» Your goal
For the records below, say how many lines contain the string "likes". Give the number only.

» Supplied data
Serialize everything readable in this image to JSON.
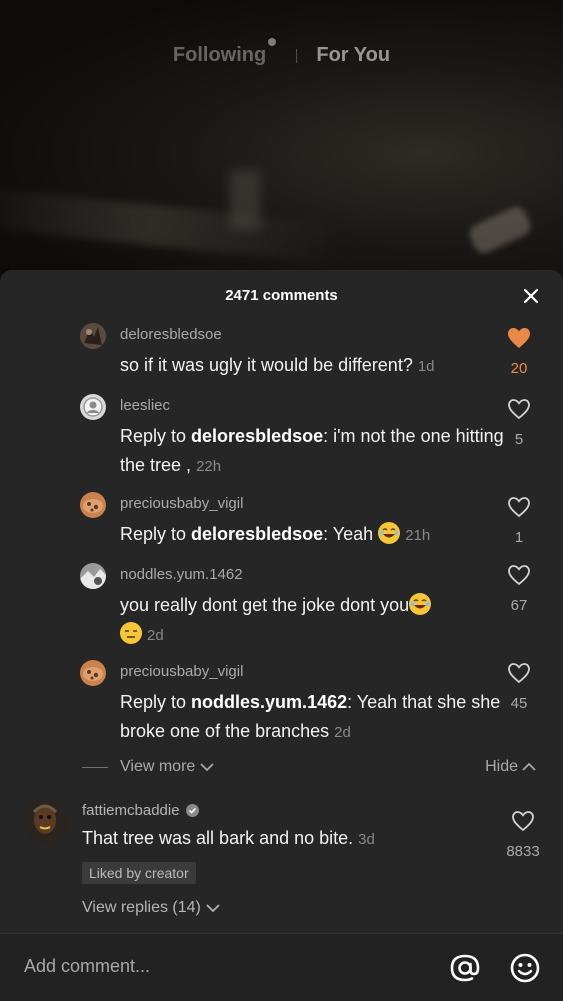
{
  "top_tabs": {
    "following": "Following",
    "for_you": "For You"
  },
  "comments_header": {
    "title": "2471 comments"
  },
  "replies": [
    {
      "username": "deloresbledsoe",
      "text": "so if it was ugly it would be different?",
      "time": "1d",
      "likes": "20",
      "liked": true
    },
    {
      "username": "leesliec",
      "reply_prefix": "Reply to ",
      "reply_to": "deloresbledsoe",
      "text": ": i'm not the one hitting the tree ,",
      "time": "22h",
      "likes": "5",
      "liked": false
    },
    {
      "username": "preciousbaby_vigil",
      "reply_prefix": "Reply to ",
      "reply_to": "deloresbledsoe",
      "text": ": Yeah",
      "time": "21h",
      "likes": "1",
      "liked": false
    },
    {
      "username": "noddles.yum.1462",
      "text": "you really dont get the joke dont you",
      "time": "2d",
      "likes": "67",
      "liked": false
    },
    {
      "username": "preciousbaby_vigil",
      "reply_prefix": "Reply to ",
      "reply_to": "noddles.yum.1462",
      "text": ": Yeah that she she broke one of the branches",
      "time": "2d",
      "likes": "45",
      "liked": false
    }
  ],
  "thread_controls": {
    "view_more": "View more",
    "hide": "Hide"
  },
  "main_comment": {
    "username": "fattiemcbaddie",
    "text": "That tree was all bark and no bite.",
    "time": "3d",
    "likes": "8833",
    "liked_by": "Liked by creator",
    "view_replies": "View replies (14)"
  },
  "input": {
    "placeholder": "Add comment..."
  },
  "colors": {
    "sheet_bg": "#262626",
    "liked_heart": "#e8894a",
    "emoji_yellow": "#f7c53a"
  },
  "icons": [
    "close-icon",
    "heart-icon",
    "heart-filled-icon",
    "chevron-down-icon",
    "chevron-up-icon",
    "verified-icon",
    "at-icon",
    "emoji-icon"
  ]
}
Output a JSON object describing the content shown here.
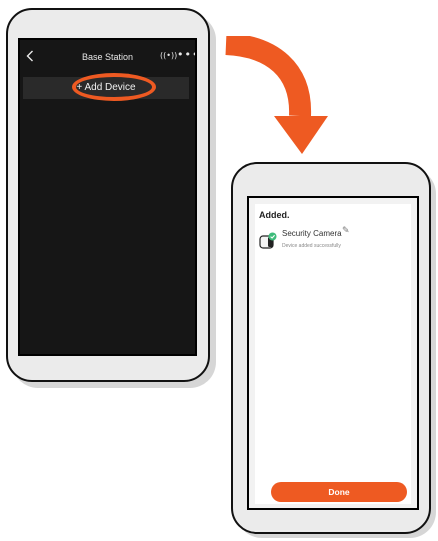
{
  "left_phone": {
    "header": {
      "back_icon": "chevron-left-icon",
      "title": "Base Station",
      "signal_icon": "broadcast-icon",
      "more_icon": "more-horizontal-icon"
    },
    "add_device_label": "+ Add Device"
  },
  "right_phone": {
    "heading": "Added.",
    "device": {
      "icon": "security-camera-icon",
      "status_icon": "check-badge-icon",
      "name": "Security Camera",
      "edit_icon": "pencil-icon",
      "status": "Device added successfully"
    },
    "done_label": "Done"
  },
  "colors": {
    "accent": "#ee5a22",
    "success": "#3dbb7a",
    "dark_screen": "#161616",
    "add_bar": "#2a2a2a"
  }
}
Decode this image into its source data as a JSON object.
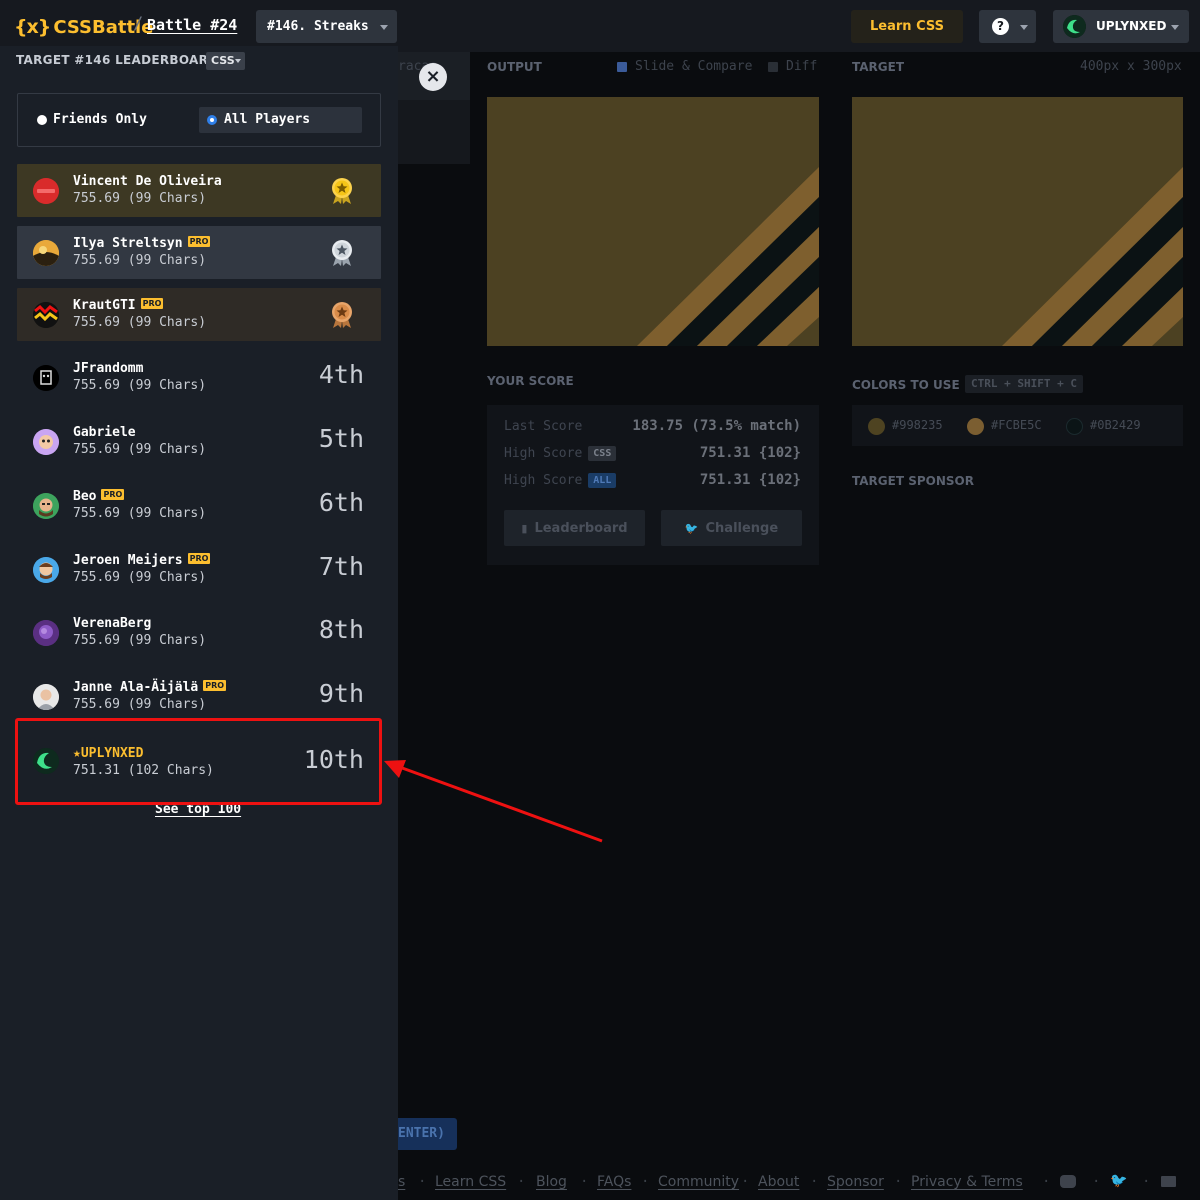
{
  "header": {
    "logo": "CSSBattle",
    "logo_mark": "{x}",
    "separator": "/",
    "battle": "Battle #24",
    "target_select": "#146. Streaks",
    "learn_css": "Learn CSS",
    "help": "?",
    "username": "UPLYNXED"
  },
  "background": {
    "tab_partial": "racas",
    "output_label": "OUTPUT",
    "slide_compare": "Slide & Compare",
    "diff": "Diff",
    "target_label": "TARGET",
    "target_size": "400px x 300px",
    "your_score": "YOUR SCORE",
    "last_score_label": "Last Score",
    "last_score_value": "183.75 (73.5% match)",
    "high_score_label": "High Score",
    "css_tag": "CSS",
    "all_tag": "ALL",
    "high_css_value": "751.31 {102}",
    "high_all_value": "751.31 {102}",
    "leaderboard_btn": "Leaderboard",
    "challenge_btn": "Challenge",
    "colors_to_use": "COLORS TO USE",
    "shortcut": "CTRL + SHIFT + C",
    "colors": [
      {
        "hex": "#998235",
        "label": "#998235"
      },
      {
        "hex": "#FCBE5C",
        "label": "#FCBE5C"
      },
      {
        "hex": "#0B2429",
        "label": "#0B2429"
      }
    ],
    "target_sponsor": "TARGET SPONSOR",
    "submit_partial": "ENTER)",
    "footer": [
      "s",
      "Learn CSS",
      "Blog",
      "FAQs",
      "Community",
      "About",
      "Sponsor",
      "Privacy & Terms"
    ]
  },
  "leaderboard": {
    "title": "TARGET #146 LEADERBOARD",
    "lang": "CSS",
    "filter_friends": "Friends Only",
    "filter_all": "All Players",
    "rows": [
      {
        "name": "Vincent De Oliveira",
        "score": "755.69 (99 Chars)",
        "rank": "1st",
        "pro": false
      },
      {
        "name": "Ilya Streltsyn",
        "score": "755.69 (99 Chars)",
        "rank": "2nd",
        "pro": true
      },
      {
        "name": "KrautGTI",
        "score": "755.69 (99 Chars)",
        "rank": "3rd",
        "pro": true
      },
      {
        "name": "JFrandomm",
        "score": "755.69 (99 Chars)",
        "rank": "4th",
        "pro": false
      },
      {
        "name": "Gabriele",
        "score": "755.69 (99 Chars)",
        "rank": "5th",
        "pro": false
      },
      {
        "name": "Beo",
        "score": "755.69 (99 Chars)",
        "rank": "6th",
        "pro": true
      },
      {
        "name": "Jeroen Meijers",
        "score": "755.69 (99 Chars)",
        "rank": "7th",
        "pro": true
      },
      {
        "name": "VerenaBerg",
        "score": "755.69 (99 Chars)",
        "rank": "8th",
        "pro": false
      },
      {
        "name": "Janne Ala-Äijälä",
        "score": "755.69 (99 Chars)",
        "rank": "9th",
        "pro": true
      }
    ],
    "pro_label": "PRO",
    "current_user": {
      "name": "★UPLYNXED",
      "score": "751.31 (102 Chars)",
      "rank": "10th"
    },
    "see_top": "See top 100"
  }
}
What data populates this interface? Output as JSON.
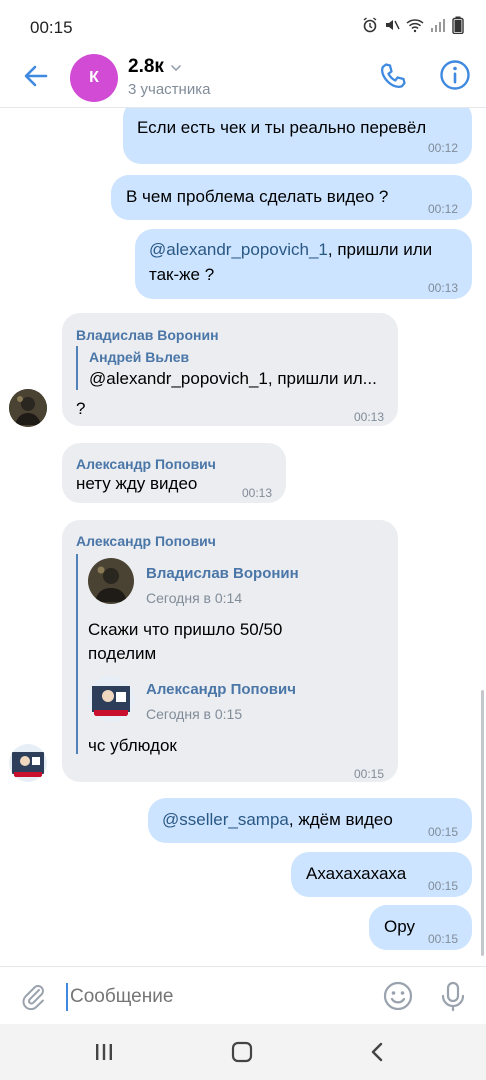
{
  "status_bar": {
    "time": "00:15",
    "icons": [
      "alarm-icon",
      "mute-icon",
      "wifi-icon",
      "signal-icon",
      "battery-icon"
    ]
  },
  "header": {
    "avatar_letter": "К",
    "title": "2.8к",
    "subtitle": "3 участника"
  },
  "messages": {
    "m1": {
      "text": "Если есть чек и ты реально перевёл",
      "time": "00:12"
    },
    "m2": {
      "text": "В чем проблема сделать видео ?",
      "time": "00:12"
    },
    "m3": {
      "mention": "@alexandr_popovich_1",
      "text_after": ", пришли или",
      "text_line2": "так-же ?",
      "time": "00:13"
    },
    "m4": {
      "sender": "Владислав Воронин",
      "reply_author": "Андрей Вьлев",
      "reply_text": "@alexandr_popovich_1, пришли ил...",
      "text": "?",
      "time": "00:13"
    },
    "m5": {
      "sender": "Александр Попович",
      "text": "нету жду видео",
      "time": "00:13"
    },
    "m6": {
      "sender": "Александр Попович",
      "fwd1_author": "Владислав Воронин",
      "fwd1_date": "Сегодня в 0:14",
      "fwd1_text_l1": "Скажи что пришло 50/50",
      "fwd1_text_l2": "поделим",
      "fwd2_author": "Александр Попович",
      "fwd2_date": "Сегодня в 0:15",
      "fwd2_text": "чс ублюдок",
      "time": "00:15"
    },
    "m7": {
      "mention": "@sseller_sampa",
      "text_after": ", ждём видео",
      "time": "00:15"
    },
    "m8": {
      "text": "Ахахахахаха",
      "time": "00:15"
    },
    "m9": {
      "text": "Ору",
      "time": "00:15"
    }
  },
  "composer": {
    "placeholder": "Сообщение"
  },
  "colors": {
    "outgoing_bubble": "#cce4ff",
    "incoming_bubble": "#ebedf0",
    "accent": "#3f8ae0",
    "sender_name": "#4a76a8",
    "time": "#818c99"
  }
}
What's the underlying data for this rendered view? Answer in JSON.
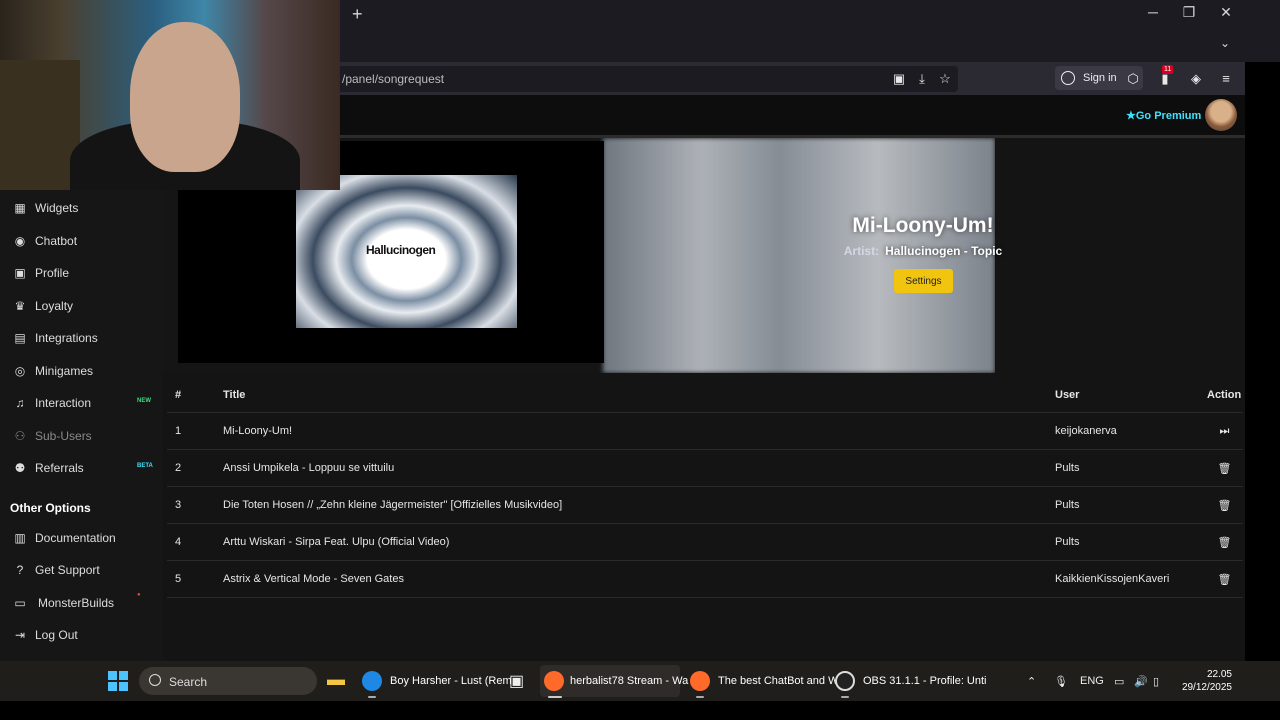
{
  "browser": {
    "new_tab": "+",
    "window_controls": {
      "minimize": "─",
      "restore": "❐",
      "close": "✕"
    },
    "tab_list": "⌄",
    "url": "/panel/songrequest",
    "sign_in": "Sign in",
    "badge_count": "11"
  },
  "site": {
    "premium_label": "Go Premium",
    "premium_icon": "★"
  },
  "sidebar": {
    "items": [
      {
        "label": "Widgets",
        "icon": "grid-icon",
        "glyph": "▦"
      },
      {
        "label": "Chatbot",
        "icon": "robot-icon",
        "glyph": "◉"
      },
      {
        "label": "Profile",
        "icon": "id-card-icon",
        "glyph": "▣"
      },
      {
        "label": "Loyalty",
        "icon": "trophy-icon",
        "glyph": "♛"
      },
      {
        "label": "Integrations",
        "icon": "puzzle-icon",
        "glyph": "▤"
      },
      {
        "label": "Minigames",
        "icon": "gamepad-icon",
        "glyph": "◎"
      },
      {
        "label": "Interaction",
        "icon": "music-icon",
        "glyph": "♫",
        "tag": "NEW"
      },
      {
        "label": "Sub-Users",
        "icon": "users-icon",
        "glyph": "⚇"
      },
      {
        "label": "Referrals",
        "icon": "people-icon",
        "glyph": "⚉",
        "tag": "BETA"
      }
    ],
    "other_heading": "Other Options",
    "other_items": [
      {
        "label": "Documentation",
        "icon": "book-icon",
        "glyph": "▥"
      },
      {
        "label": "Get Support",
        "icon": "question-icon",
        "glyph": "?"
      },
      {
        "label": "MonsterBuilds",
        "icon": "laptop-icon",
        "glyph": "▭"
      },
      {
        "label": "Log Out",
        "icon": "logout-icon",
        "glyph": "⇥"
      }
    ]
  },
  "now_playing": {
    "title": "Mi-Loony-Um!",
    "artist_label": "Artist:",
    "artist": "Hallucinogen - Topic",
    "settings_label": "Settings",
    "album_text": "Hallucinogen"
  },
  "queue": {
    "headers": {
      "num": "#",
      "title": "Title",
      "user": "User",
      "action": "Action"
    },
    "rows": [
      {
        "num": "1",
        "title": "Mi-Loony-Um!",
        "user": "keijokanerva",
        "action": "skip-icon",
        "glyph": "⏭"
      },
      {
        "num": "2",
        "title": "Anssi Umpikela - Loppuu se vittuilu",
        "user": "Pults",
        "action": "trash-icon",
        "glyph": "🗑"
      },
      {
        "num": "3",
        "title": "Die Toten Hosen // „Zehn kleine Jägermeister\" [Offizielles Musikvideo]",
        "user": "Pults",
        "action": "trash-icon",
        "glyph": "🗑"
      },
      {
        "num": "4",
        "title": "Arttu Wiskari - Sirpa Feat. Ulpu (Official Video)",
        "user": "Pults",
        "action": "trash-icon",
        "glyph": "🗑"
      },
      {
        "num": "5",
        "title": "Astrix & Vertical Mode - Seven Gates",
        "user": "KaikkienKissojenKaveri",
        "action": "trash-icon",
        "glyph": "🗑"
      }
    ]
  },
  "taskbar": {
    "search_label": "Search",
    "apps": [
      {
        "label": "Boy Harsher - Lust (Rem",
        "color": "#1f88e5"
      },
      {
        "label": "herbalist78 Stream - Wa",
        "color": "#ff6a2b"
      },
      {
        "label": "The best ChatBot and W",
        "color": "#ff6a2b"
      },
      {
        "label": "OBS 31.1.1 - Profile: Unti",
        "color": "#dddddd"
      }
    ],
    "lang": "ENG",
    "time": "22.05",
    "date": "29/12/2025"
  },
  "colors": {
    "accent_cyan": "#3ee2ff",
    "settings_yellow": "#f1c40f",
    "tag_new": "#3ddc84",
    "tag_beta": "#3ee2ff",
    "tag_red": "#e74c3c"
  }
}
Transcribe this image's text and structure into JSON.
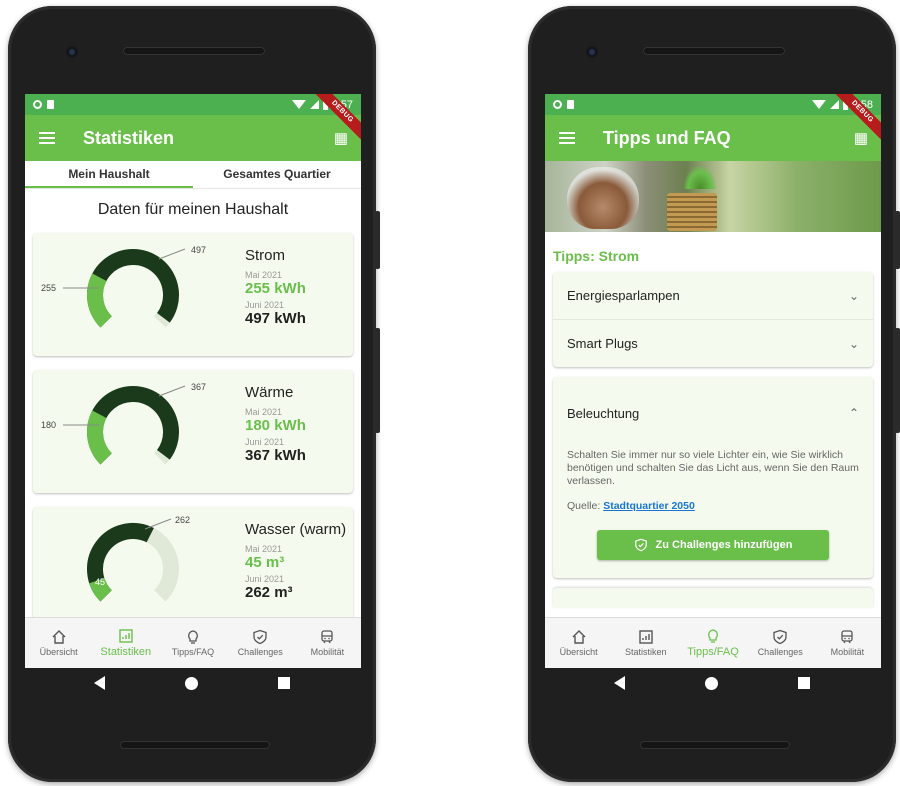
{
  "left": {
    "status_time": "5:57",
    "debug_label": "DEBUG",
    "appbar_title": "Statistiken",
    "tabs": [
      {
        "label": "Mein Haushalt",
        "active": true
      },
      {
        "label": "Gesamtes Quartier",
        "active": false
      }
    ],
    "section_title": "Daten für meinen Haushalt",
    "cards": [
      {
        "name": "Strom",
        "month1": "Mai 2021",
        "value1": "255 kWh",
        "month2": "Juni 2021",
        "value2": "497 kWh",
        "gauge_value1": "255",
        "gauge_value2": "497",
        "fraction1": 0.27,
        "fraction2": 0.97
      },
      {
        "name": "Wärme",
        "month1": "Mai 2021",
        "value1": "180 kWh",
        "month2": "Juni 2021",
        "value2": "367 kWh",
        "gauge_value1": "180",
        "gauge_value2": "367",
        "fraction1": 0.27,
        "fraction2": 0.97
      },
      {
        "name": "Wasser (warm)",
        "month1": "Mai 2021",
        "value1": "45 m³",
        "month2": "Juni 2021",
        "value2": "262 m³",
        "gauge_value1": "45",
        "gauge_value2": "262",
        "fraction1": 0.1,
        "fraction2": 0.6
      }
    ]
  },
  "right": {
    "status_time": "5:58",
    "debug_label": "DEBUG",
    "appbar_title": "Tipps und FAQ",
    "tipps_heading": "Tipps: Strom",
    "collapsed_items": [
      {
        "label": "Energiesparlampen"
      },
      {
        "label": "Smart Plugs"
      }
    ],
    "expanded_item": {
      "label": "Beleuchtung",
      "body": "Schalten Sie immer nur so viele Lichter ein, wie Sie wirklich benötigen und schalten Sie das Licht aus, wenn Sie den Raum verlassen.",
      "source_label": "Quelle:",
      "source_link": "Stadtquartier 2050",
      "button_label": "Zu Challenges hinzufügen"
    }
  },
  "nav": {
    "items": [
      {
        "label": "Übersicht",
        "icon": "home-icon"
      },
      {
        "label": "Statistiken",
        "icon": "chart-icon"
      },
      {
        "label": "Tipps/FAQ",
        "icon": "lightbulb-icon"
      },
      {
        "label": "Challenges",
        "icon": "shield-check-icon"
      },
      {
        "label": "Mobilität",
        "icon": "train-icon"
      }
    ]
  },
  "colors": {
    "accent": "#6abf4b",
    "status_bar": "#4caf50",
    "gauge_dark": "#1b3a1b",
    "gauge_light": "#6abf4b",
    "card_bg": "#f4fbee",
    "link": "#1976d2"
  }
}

» Result of the task
6